Fun People Out There: Siddi children

While on my favourite backpacking trip around Hampi -> Yellapur -> Gokarna in south India which happens usually once a year in January. While we were in the Indo-African Siddi tribal village in the forest of Yellapur. I spotted three kids sitting near the water reservoir of the village with grumpy faces.  

They had been sitting there for a good 15 minutes or so, without uttering a word to each other.  After waiting another five minutes, I walked up to them with a few chocolates. All three just stared at my hands without saying a word and did not seem to react at all.

Siddi

For the first time, my idea of offering kids chocolates in a tribal village had seemed to backfire. So I sat down with them and tried to get to know their names.  The boy with a faint but grumpy voice said, his name was James. The one to his right was his sister Jennifer and the other girl was Mary, a friend who lived next door.

Siddi

Since, I got their names and had finally managed to get them to talk; I went on to ask James why he and the two pretty young ladies were looking so upset. He replied back saying, it’s a Monday and he hates going to school. Something which all of us can relate too. Monday blues as it’s called in the corporate world.  

Siddhi girl posing for the camera

I offered them toffees a second time. This time since we were all friends now, they took them but there was still no smile.  The answer I got for my next question to them, kind of surprised me. So when I asked them, why they did not like going to school, for the first time all three replied back. They said in a loud tone, “We hate studying. If we go to school we will have to leave the village.”

**EXERCISES TO COMPLETE**
A - In the account of the Siddi children, what reason did James first give for looking upset?
B - Continue the account of the Siddi children from its final sentence.

**INFORMATION SHOWN**
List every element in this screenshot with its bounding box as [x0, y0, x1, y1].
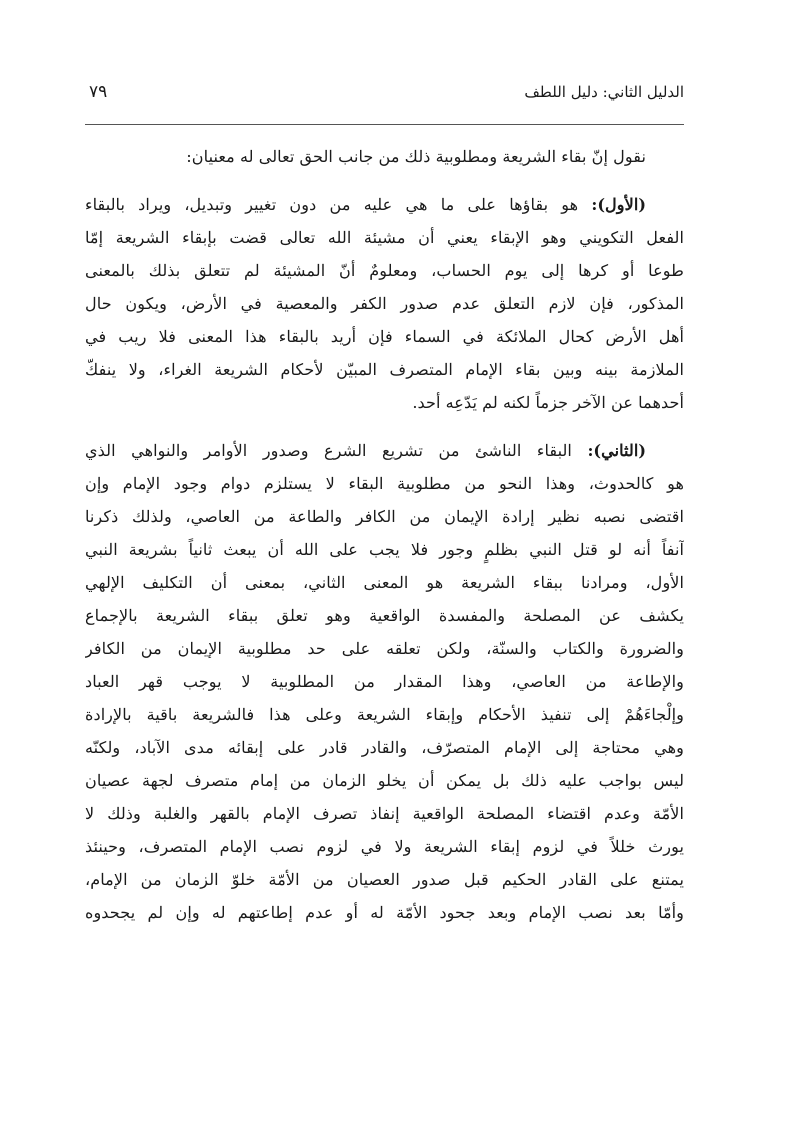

**ANSWER SET**
A - He said it was a Monday and he hated going to school.

B -
The answer really got me thinking, what they meant. Later after talking to the village school teacher, I got to know that the school in the village is only till the fourth grade. If the kids wanted to get educated beyond that, they have to leave the village and live in a boarding school. Many of the older kids from the village are studying there. However, they have been complaining of being homesick as well as of lack of proper facilities.

Siddhi kids in the village school

These Siddi kids love to play, run around in the paddy fields and seem to be very bright. But the fact that they have to leave their homes and live outside at such an early age, just to get a so-called ‘better education’ is what has already started to strike fear in their hearts.  

How I wish that every village in our country has a fully functional higher secondary school. So that no kid is forced to leave his or her village before the age of 16.